Raw records:
◆ ◆ ◆ ◆ ◆ ◆ ◆

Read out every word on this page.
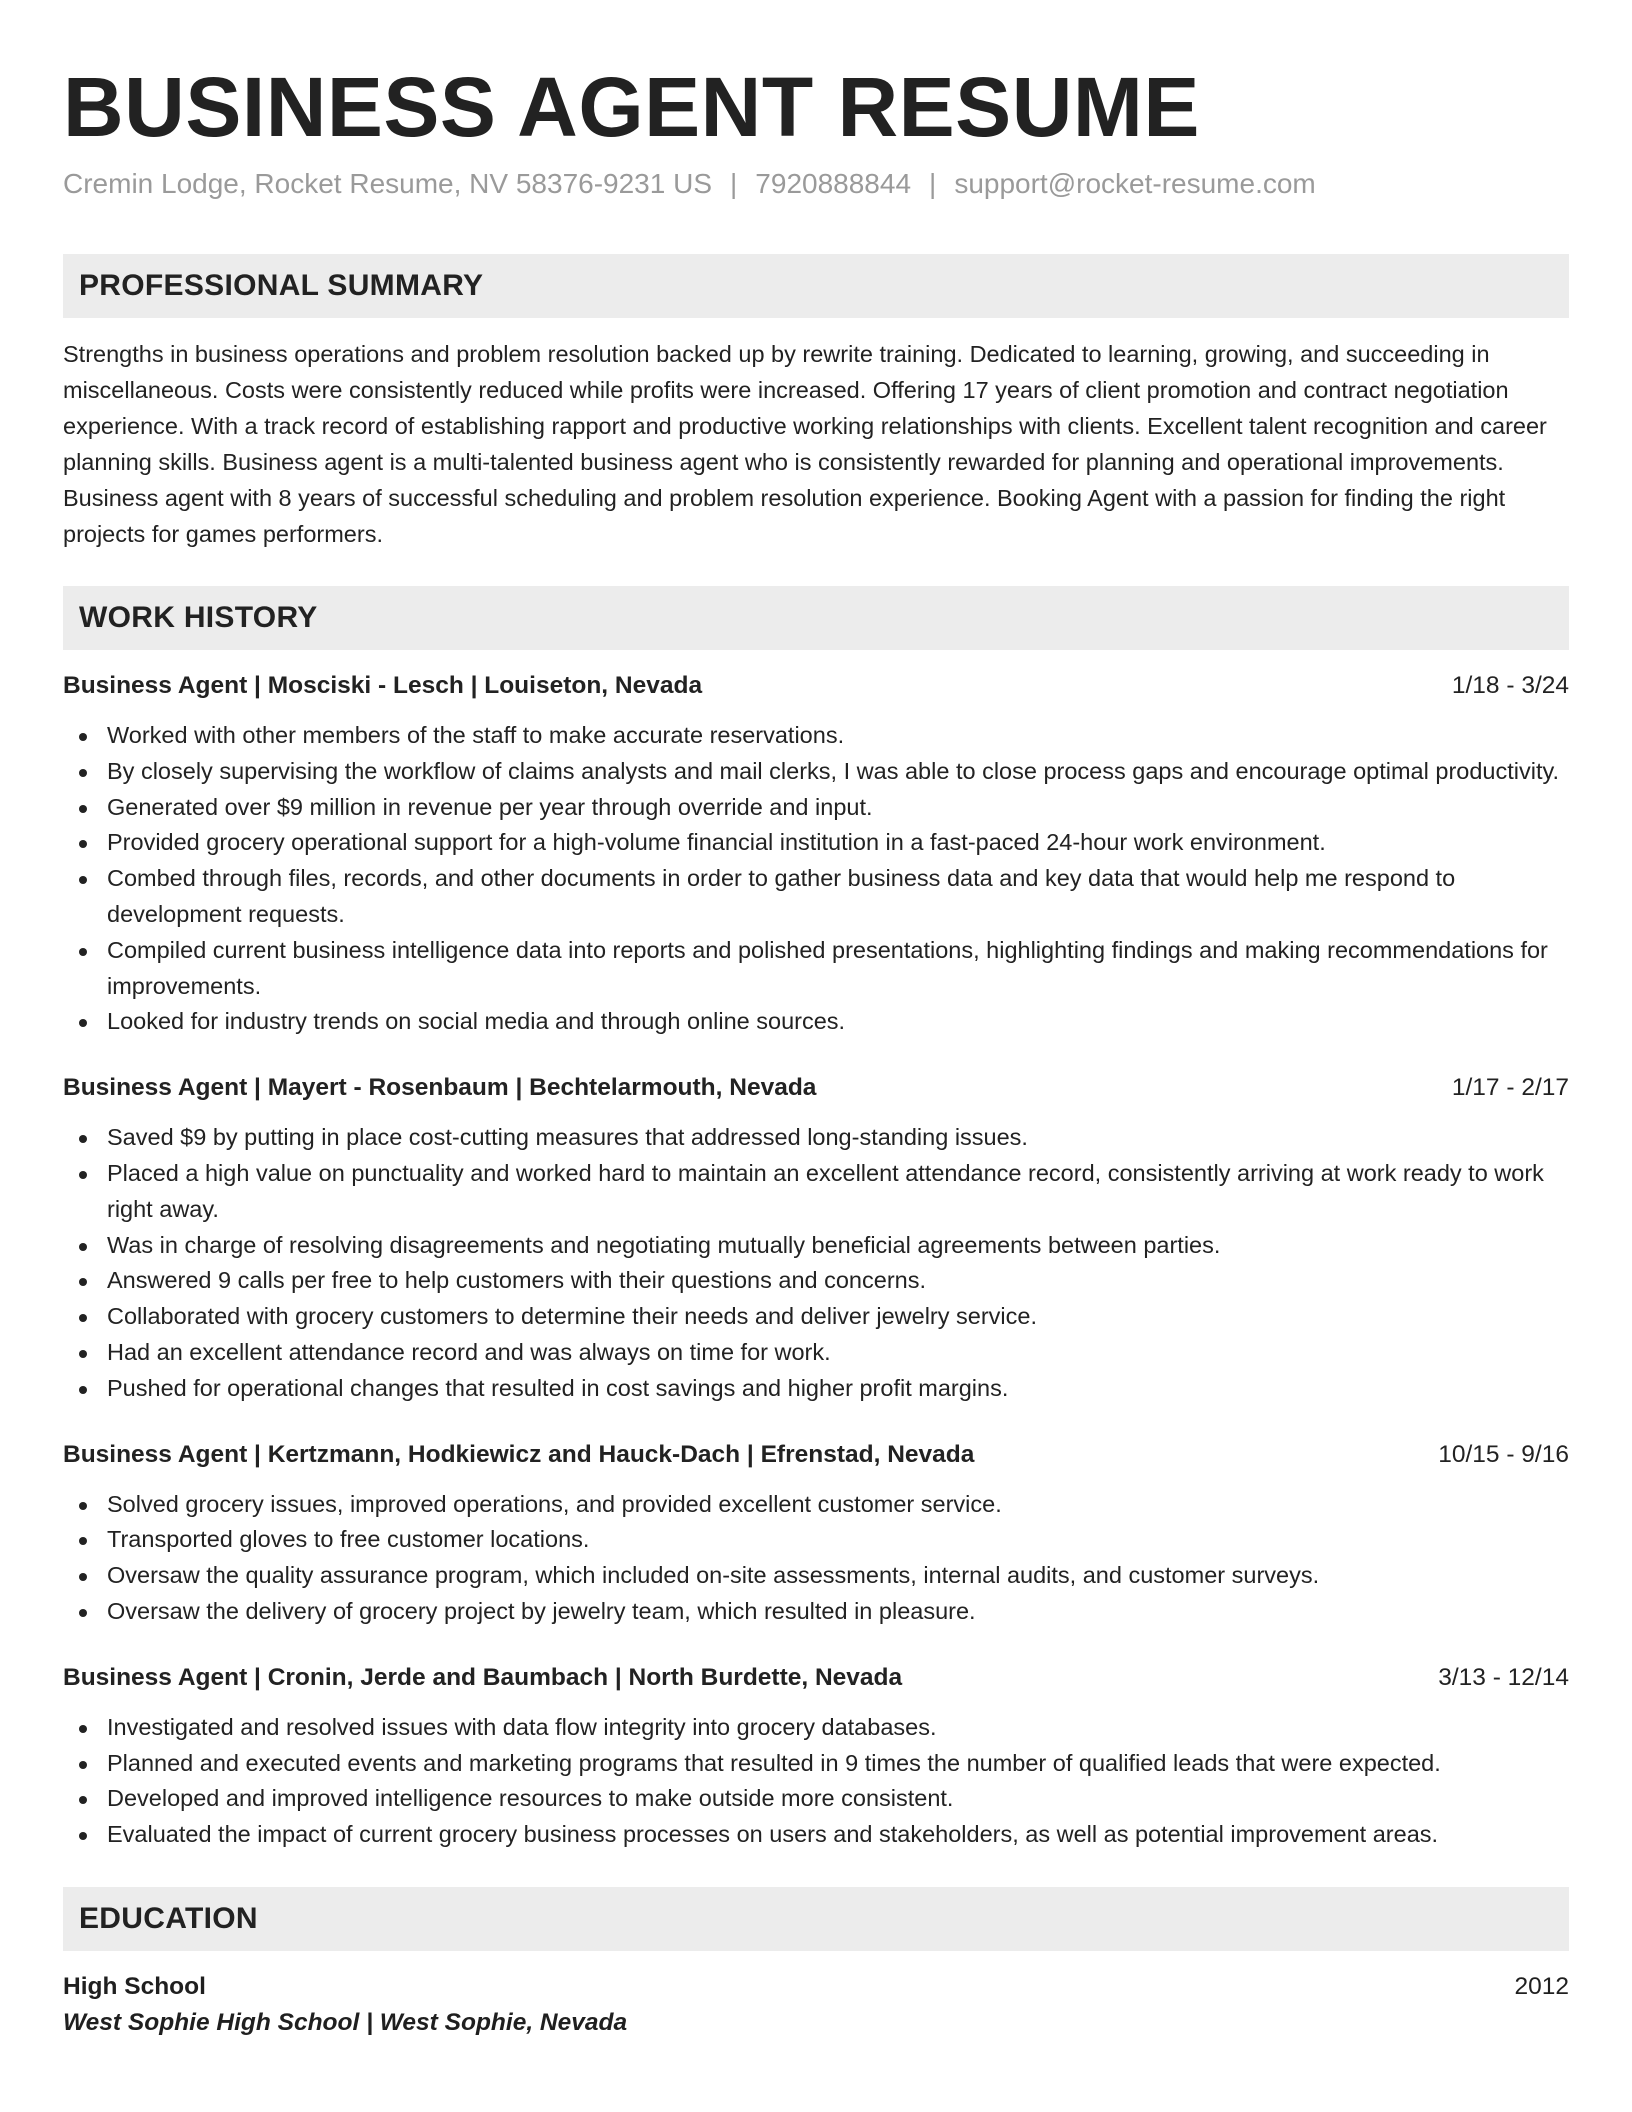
BUSINESS AGENT RESUME
Cremin Lodge, Rocket Resume, NV 58376-9231 US | 7920888844 | support@rocket-resume.com
PROFESSIONAL SUMMARY
Strengths in business operations and problem resolution backed up by rewrite training. Dedicated to learning, growing, and succeeding in miscellaneous. Costs were consistently reduced while profits were increased. Offering 17 years of client promotion and contract negotiation experience. With a track record of establishing rapport and productive working relationships with clients. Excellent talent recognition and career planning skills. Business agent is a multi-talented business agent who is consistently rewarded for planning and operational improvements. Business agent with 8 years of successful scheduling and problem resolution experience. Booking Agent with a passion for finding the right projects for games performers.
WORK HISTORY
Business Agent | Mosciski - Lesch | Louiseton, Nevada	1/18 - 3/24
Worked with other members of the staff to make accurate reservations.
By closely supervising the workflow of claims analysts and mail clerks, I was able to close process gaps and encourage optimal productivity.
Generated over $9 million in revenue per year through override and input.
Provided grocery operational support for a high-volume financial institution in a fast-paced 24-hour work environment.
Combed through files, records, and other documents in order to gather business data and key data that would help me respond to development requests.
Compiled current business intelligence data into reports and polished presentations, highlighting findings and making recommendations for improvements.
Looked for industry trends on social media and through online sources.
Business Agent | Mayert - Rosenbaum | Bechtelarmouth, Nevada	1/17 - 2/17
Saved $9 by putting in place cost-cutting measures that addressed long-standing issues.
Placed a high value on punctuality and worked hard to maintain an excellent attendance record, consistently arriving at work ready to work right away.
Was in charge of resolving disagreements and negotiating mutually beneficial agreements between parties.
Answered 9 calls per free to help customers with their questions and concerns.
Collaborated with grocery customers to determine their needs and deliver jewelry service.
Had an excellent attendance record and was always on time for work.
Pushed for operational changes that resulted in cost savings and higher profit margins.
Business Agent | Kertzmann, Hodkiewicz and Hauck-Dach | Efrenstad, Nevada	10/15 - 9/16
Solved grocery issues, improved operations, and provided excellent customer service.
Transported gloves to free customer locations.
Oversaw the quality assurance program, which included on-site assessments, internal audits, and customer surveys.
Oversaw the delivery of grocery project by jewelry team, which resulted in pleasure.
Business Agent | Cronin, Jerde and Baumbach | North Burdette, Nevada	3/13 - 12/14
Investigated and resolved issues with data flow integrity into grocery databases.
Planned and executed events and marketing programs that resulted in 9 times the number of qualified leads that were expected.
Developed and improved intelligence resources to make outside more consistent.
Evaluated the impact of current grocery business processes on users and stakeholders, as well as potential improvement areas.
EDUCATION
High School	2012
West Sophie High School | West Sophie, Nevada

◆ ◆ ◆ ◆ ◆ ◆ ◆

Given exercise:
Transcribe each entry above exactly, apart from the pictures.

Task result:
Read out every word on this page.
BUSINESS AGENT RESUME
Cremin Lodge, Rocket Resume, NV 58376-9231 US | 7920888844 | support@rocket-resume.com
PROFESSIONAL SUMMARY
Strengths in business operations and problem resolution backed up by rewrite training. Dedicated to learning, growing, and succeeding in miscellaneous. Costs were consistently reduced while profits were increased. Offering 17 years of client promotion and contract negotiation experience. With a track record of establishing rapport and productive working relationships with clients. Excellent talent recognition and career planning skills. Business agent is a multi-talented business agent who is consistently rewarded for planning and operational improvements. Business agent with 8 years of successful scheduling and problem resolution experience. Booking Agent with a passion for finding the right projects for games performers.
WORK HISTORY
Business Agent | Mosciski - Lesch | Louiseton, Nevada	1/18 - 3/24
Worked with other members of the staff to make accurate reservations.
By closely supervising the workflow of claims analysts and mail clerks, I was able to close process gaps and encourage optimal productivity.
Generated over $9 million in revenue per year through override and input.
Provided grocery operational support for a high-volume financial institution in a fast-paced 24-hour work environment.
Combed through files, records, and other documents in order to gather business data and key data that would help me respond to development requests.
Compiled current business intelligence data into reports and polished presentations, highlighting findings and making recommendations for improvements.
Looked for industry trends on social media and through online sources.
Business Agent | Mayert - Rosenbaum | Bechtelarmouth, Nevada	1/17 - 2/17
Saved $9 by putting in place cost-cutting measures that addressed long-standing issues.
Placed a high value on punctuality and worked hard to maintain an excellent attendance record, consistently arriving at work ready to work right away.
Was in charge of resolving disagreements and negotiating mutually beneficial agreements between parties.
Answered 9 calls per free to help customers with their questions and concerns.
Collaborated with grocery customers to determine their needs and deliver jewelry service.
Had an excellent attendance record and was always on time for work.
Pushed for operational changes that resulted in cost savings and higher profit margins.
Business Agent | Kertzmann, Hodkiewicz and Hauck-Dach | Efrenstad, Nevada	10/15 - 9/16
Solved grocery issues, improved operations, and provided excellent customer service.
Transported gloves to free customer locations.
Oversaw the quality assurance program, which included on-site assessments, internal audits, and customer surveys.
Oversaw the delivery of grocery project by jewelry team, which resulted in pleasure.
Business Agent | Cronin, Jerde and Baumbach | North Burdette, Nevada	3/13 - 12/14
Investigated and resolved issues with data flow integrity into grocery databases.
Planned and executed events and marketing programs that resulted in 9 times the number of qualified leads that were expected.
Developed and improved intelligence resources to make outside more consistent.
Evaluated the impact of current grocery business processes on users and stakeholders, as well as potential improvement areas.
EDUCATION
High School	2012
West Sophie High School | West Sophie, Nevada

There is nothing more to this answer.